## DESCRIPTION OF THE TASK
Retype the whole listing below, character for character.

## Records

Start

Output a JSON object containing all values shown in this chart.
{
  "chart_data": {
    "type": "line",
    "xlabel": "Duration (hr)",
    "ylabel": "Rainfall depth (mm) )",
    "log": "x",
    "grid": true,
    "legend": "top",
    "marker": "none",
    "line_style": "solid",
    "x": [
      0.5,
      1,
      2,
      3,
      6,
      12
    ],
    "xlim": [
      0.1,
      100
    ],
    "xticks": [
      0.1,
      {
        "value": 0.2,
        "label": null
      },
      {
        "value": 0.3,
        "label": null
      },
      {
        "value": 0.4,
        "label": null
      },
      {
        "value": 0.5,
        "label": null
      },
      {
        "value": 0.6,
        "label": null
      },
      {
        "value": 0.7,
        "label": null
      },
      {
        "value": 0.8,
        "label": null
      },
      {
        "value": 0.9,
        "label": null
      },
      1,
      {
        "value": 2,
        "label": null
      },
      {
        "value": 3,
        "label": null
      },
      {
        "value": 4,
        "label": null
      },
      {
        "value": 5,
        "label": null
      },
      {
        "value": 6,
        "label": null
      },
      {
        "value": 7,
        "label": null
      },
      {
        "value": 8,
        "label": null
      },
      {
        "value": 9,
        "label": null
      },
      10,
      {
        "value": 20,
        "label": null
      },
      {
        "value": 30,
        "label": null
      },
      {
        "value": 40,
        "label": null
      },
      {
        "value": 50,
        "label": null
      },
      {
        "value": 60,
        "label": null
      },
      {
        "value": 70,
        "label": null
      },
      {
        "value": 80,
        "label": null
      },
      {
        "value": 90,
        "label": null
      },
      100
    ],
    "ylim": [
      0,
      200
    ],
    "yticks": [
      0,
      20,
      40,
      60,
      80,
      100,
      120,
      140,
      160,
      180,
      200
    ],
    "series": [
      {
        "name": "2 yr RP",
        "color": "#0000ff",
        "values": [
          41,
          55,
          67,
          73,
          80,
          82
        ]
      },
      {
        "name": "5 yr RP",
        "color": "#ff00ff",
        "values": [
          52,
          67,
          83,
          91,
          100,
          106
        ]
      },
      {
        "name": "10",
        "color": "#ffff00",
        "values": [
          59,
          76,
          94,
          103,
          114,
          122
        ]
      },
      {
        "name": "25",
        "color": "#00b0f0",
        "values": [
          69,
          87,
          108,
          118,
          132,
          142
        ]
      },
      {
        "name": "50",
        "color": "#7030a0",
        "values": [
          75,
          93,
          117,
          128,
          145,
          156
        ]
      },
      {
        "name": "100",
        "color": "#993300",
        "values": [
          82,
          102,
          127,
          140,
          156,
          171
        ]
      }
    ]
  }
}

End

## CORRECT OUTPUT
Output a JSON object containing all values shown in this chart.
{
  "chart_data": {
    "type": "line",
    "xlabel": "Duration (hr)",
    "ylabel": "Rainfall depth (mm) )",
    "log": "x",
    "grid": true,
    "legend": "top",
    "marker": "none",
    "line_style": "solid",
    "x": [
      0.5,
      1,
      2,
      3,
      6,
      12
    ],
    "xlim": [
      0.1,
      100
    ],
    "xticks": [
      0.1,
      {
        "value": 0.2,
        "label": null
      },
      {
        "value": 0.3,
        "label": null
      },
      {
        "value": 0.4,
        "label": null
      },
      {
        "value": 0.5,
        "label": null
      },
      {
        "value": 0.6,
        "label": null
      },
      {
        "value": 0.7,
        "label": null
      },
      {
        "value": 0.8,
        "label": null
      },
      {
        "value": 0.9,
        "label": null
      },
      1,
      {
        "value": 2,
        "label": null
      },
      {
        "value": 3,
        "label": null
      },
      {
        "value": 4,
        "label": null
      },
      {
        "value": 5,
        "label": null
      },
      {
        "value": 6,
        "label": null
      },
      {
        "value": 7,
        "label": null
      },
      {
        "value": 8,
        "label": null
      },
      {
        "value": 9,
        "label": null
      },
      10,
      {
        "value": 20,
        "label": null
      },
      {
        "value": 30,
        "label": null
      },
      {
        "value": 40,
        "label": null
      },
      {
        "value": 50,
        "label": null
      },
      {
        "value": 60,
        "label": null
      },
      {
        "value": 70,
        "label": null
      },
      {
        "value": 80,
        "label": null
      },
      {
        "value": 90,
        "label": null
      },
      100
    ],
    "ylim": [
      0,
      200
    ],
    "yticks": [
      0,
      20,
      40,
      60,
      80,
      100,
      120,
      140,
      160,
      180,
      200
    ],
    "series": [
      {
        "name": "2 yr RP",
        "color": "#0000ff",
        "values": [
          41,
          55,
          67,
          73,
          80,
          82
        ]
      },
      {
        "name": "5 yr RP",
        "color": "#ff00ff",
        "values": [
          52,
          67,
          83,
          91,
          100,
          106
        ]
      },
      {
        "name": "10",
        "color": "#ffff00",
        "values": [
          59,
          76,
          94,
          103,
          114,
          122
        ]
      },
      {
        "name": "25",
        "color": "#00b0f0",
        "values": [
          69,
          87,
          108,
          118,
          132,
          142
        ]
      },
      {
        "name": "50",
        "color": "#7030a0",
        "values": [
          75,
          93,
          117,
          128,
          145,
          156
        ]
      },
      {
        "name": "100",
        "color": "#993300",
        "values": [
          82,
          102,
          127,
          140,
          156,
          171
        ]
      }
    ]
  }
}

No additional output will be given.